#### Requirement:
Each line of the material must be returned exactly.

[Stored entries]

* start *

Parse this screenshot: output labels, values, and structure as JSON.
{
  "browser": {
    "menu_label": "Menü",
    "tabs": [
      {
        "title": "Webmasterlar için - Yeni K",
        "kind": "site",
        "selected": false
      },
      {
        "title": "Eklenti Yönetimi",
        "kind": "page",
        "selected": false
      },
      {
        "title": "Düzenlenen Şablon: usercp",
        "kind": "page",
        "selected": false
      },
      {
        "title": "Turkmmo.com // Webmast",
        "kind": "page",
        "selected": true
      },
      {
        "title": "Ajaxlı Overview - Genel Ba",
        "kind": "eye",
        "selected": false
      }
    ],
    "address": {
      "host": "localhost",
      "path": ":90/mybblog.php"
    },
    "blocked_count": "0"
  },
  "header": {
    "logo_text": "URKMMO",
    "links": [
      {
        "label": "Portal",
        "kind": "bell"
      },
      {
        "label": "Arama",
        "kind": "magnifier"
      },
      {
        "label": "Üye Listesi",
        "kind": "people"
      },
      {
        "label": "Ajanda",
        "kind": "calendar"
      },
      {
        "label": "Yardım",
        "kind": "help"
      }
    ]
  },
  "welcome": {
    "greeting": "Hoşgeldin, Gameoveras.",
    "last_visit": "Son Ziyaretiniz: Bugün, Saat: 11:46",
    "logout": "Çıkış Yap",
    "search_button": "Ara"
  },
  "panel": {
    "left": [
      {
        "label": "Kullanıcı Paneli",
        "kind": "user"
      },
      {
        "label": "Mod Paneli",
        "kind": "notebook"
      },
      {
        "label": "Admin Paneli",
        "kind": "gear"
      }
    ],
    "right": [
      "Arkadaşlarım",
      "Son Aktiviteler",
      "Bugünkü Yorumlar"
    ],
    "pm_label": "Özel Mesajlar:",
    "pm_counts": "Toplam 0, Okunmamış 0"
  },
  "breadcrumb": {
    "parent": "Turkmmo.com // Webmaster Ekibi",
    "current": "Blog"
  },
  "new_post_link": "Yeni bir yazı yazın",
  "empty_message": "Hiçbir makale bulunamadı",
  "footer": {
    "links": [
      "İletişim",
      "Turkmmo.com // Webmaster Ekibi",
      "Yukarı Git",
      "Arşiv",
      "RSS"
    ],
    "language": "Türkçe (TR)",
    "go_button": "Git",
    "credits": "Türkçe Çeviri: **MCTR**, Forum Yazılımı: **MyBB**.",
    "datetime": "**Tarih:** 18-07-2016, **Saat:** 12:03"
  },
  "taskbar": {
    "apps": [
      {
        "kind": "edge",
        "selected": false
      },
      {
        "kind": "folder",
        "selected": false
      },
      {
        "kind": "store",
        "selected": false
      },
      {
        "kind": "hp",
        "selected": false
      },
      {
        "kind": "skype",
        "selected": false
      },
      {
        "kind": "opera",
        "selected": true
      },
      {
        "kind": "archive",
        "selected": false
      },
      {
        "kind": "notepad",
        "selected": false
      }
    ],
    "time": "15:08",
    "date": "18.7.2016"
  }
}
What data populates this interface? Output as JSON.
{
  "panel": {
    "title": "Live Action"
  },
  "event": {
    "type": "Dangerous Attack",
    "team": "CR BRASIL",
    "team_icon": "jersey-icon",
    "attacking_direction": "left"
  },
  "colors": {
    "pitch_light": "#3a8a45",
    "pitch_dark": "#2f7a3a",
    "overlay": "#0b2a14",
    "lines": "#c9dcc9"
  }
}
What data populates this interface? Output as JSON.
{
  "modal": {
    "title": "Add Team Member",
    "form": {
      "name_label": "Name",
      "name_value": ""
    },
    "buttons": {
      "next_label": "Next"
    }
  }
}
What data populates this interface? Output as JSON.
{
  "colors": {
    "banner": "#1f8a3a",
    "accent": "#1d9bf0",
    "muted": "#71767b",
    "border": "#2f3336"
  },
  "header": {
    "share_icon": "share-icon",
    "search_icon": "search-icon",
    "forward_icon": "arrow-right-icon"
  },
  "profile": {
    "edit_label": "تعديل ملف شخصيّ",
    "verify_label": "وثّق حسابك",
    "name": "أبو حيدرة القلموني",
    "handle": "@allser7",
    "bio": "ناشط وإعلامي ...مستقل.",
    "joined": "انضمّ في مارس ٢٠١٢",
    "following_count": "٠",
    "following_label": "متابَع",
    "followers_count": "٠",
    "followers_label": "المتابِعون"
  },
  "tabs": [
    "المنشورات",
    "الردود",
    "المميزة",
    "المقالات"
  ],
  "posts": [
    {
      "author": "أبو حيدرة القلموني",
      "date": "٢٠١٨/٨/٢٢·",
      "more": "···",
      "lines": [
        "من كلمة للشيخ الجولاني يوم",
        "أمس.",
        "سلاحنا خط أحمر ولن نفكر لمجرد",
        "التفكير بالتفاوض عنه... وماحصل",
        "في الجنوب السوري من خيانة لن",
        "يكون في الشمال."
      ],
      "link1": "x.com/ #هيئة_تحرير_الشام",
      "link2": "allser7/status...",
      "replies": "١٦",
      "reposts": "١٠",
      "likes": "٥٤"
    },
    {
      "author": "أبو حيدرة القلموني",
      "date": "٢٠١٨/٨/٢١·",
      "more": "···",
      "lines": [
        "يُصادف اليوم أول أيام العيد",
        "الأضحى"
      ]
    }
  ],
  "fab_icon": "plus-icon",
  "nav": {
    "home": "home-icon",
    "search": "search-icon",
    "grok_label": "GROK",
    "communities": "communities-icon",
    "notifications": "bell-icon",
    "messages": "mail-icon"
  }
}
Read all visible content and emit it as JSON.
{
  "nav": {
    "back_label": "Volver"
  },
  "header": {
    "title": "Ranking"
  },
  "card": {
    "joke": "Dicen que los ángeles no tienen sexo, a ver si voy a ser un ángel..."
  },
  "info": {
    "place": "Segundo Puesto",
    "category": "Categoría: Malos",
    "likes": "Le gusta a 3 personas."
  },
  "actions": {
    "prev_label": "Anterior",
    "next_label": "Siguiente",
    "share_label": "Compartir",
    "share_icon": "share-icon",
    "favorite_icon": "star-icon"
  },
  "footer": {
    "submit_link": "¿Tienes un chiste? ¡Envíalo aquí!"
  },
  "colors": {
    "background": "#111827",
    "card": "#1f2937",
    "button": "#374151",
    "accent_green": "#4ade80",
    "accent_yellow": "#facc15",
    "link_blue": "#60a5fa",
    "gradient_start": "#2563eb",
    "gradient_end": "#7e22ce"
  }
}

* end *

#### Result of this task:
Parse this screenshot: output labels, values, and structure as JSON.
{
  "browser": {
    "menu_label": "Menü",
    "tabs": [
      {
        "title": "Webmasterlar için - Yeni K",
        "kind": "site",
        "selected": false
      },
      {
        "title": "Eklenti Yönetimi",
        "kind": "page",
        "selected": false
      },
      {
        "title": "Düzenlenen Şablon: usercp",
        "kind": "page",
        "selected": false
      },
      {
        "title": "Turkmmo.com // Webmast",
        "kind": "page",
        "selected": true
      },
      {
        "title": "Ajaxlı Overview - Genel Ba",
        "kind": "eye",
        "selected": false
      }
    ],
    "address": {
      "host": "localhost",
      "path": ":90/mybblog.php"
    },
    "blocked_count": "0"
  },
  "header": {
    "logo_text": "URKMMO",
    "links": [
      {
        "label": "Portal",
        "kind": "bell"
      },
      {
        "label": "Arama",
        "kind": "magnifier"
      },
      {
        "label": "Üye Listesi",
        "kind": "people"
      },
      {
        "label": "Ajanda",
        "kind": "calendar"
      },
      {
        "label": "Yardım",
        "kind": "help"
      }
    ]
  },
  "welcome": {
    "greeting": "Hoşgeldin, Gameoveras.",
    "last_visit": "Son Ziyaretiniz: Bugün, Saat: 11:46",
    "logout": "Çıkış Yap",
    "search_button": "Ara"
  },
  "panel": {
    "left": [
      {
        "label": "Kullanıcı Paneli",
        "kind": "user"
      },
      {
        "label": "Mod Paneli",
        "kind": "notebook"
      },
      {
        "label": "Admin Paneli",
        "kind": "gear"
      }
    ],
    "right": [
      "Arkadaşlarım",
      "Son Aktiviteler",
      "Bugünkü Yorumlar"
    ],
    "pm_label": "Özel Mesajlar:",
    "pm_counts": "Toplam 0, Okunmamış 0"
  },
  "breadcrumb": {
    "parent": "Turkmmo.com // Webmaster Ekibi",
    "current": "Blog"
  },
  "new_post_link": "Yeni bir yazı yazın",
  "empty_message": "Hiçbir makale bulunamadı",
  "footer": {
    "links": [
      "İletişim",
      "Turkmmo.com // Webmaster Ekibi",
      "Yukarı Git",
      "Arşiv",
      "RSS"
    ],
    "language": "Türkçe (TR)",
    "go_button": "Git",
    "credits": "Türkçe Çeviri: **MCTR**, Forum Yazılımı: **MyBB**.",
    "datetime": "**Tarih:** 18-07-2016, **Saat:** 12:03"
  },
  "taskbar": {
    "apps": [
      {
        "kind": "edge",
        "selected": false
      },
      {
        "kind": "folder",
        "selected": false
      },
      {
        "kind": "store",
        "selected": false
      },
      {
        "kind": "hp",
        "selected": false
      },
      {
        "kind": "skype",
        "selected": false
      },
      {
        "kind": "opera",
        "selected": true
      },
      {
        "kind": "archive",
        "selected": false
      },
      {
        "kind": "notepad",
        "selected": false
      }
    ],
    "time": "15:08",
    "date": "18.7.2016"
  }
}
What data populates this interface? Output as JSON.
{
  "panel": {
    "title": "Live Action"
  },
  "event": {
    "type": "Dangerous Attack",
    "team": "CR BRASIL",
    "team_icon": "jersey-icon",
    "attacking_direction": "left"
  },
  "colors": {
    "pitch_light": "#3a8a45",
    "pitch_dark": "#2f7a3a",
    "overlay": "#0b2a14",
    "lines": "#c9dcc9"
  }
}
What data populates this interface? Output as JSON.
{
  "modal": {
    "title": "Add Team Member",
    "form": {
      "name_label": "Name",
      "name_value": ""
    },
    "buttons": {
      "next_label": "Next"
    }
  }
}
What data populates this interface? Output as JSON.
{
  "colors": {
    "banner": "#1f8a3a",
    "accent": "#1d9bf0",
    "muted": "#71767b",
    "border": "#2f3336"
  },
  "header": {
    "share_icon": "share-icon",
    "search_icon": "search-icon",
    "forward_icon": "arrow-right-icon"
  },
  "profile": {
    "edit_label": "تعديل ملف شخصيّ",
    "verify_label": "وثّق حسابك",
    "name": "أبو حيدرة القلموني",
    "handle": "@allser7",
    "bio": "ناشط وإعلامي ...مستقل.",
    "joined": "انضمّ في مارس ٢٠١٢",
    "following_count": "٠",
    "following_label": "متابَع",
    "followers_count": "٠",
    "followers_label": "المتابِعون"
  },
  "tabs": [
    "المنشورات",
    "الردود",
    "المميزة",
    "المقالات"
  ],
  "posts": [
    {
      "author": "أبو حيدرة القلموني",
      "date": "٢٠١٨/٨/٢٢·",
      "more": "···",
      "lines": [
        "من كلمة للشيخ الجولاني يوم",
        "أمس.",
        "سلاحنا خط أحمر ولن نفكر لمجرد",
        "التفكير بالتفاوض عنه... وماحصل",
        "في الجنوب السوري من خيانة لن",
        "يكون في الشمال."
      ],
      "link1": "x.com/ #هيئة_تحرير_الشام",
      "link2": "allser7/status...",
      "replies": "١٦",
      "reposts": "١٠",
      "likes": "٥٤"
    },
    {
      "author": "أبو حيدرة القلموني",
      "date": "٢٠١٨/٨/٢١·",
      "more": "···",
      "lines": [
        "يُصادف اليوم أول أيام العيد",
        "الأضحى"
      ]
    }
  ],
  "fab_icon": "plus-icon",
  "nav": {
    "home": "home-icon",
    "search": "search-icon",
    "grok_label": "GROK",
    "communities": "communities-icon",
    "notifications": "bell-icon",
    "messages": "mail-icon"
  }
}
Read all visible content and emit it as JSON.
{
  "nav": {
    "back_label": "Volver"
  },
  "header": {
    "title": "Ranking"
  },
  "card": {
    "joke": "Dicen que los ángeles no tienen sexo, a ver si voy a ser un ángel..."
  },
  "info": {
    "place": "Segundo Puesto",
    "category": "Categoría: Malos",
    "likes": "Le gusta a 3 personas."
  },
  "actions": {
    "prev_label": "Anterior",
    "next_label": "Siguiente",
    "share_label": "Compartir",
    "share_icon": "share-icon",
    "favorite_icon": "star-icon"
  },
  "footer": {
    "submit_link": "¿Tienes un chiste? ¡Envíalo aquí!"
  },
  "colors": {
    "background": "#111827",
    "card": "#1f2937",
    "button": "#374151",
    "accent_green": "#4ade80",
    "accent_yellow": "#facc15",
    "link_blue": "#60a5fa",
    "gradient_start": "#2563eb",
    "gradient_end": "#7e22ce"
  }
}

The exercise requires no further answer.